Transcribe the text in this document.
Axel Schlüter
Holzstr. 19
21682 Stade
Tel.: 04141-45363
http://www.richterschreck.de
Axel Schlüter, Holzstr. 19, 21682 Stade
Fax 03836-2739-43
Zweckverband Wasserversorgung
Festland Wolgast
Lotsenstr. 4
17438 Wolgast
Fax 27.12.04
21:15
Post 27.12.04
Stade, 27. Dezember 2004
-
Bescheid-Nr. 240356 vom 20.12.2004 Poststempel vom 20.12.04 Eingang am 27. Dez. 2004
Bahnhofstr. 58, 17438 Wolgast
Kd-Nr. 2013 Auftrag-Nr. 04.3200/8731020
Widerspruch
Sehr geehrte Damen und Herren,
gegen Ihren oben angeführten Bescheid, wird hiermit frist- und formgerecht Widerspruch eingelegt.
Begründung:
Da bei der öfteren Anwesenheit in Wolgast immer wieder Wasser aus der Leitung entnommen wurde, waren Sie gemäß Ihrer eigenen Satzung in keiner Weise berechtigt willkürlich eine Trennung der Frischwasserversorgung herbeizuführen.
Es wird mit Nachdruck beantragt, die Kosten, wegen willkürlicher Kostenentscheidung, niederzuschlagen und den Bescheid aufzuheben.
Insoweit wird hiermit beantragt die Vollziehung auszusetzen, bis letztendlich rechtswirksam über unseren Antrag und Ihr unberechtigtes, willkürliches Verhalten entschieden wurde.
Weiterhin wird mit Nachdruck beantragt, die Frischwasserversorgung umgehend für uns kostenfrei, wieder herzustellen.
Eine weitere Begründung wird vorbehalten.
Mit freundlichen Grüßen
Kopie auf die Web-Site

## [Stated goal]
Return all the data exactly as given.

## [Answer to the exercise]
Transcribe the text in this document.
Axel Schlüter
Holzstr. 19
21682 Stade
Tel.: 04141-45363
http://www.richterschreck.de
Axel Schlüter, Holzstr. 19, 21682 Stade
Fax 03836-2739-43
Zweckverband Wasserversorgung
Festland Wolgast
Lotsenstr. 4
17438 Wolgast
Fax 27.12.04
21:15
Post 27.12.04
Stade, 27. Dezember 2004
-
Bescheid-Nr. 240356 vom 20.12.2004 Poststempel vom 20.12.04 Eingang am 27. Dez. 2004
Bahnhofstr. 58, 17438 Wolgast
Kd-Nr. 2013 Auftrag-Nr. 04.3200/8731020
Widerspruch
Sehr geehrte Damen und Herren,
gegen Ihren oben angeführten Bescheid, wird hiermit frist- und formgerecht Widerspruch eingelegt.
Begründung:
Da bei der öfteren Anwesenheit in Wolgast immer wieder Wasser aus der Leitung entnommen wurde, waren Sie gemäß Ihrer eigenen Satzung in keiner Weise berechtigt willkürlich eine Trennung der Frischwasserversorgung herbeizuführen.
Es wird mit Nachdruck beantragt, die Kosten, wegen willkürlicher Kostenentscheidung, niederzuschlagen und den Bescheid aufzuheben.
Insoweit wird hiermit beantragt die Vollziehung auszusetzen, bis letztendlich rechtswirksam über unseren Antrag und Ihr unberechtigtes, willkürliches Verhalten entschieden wurde.
Weiterhin wird mit Nachdruck beantragt, die Frischwasserversorgung umgehend für uns kostenfrei, wieder herzustellen.
Eine weitere Begründung wird vorbehalten.
Mit freundlichen Grüßen
Kopie auf die Web-Site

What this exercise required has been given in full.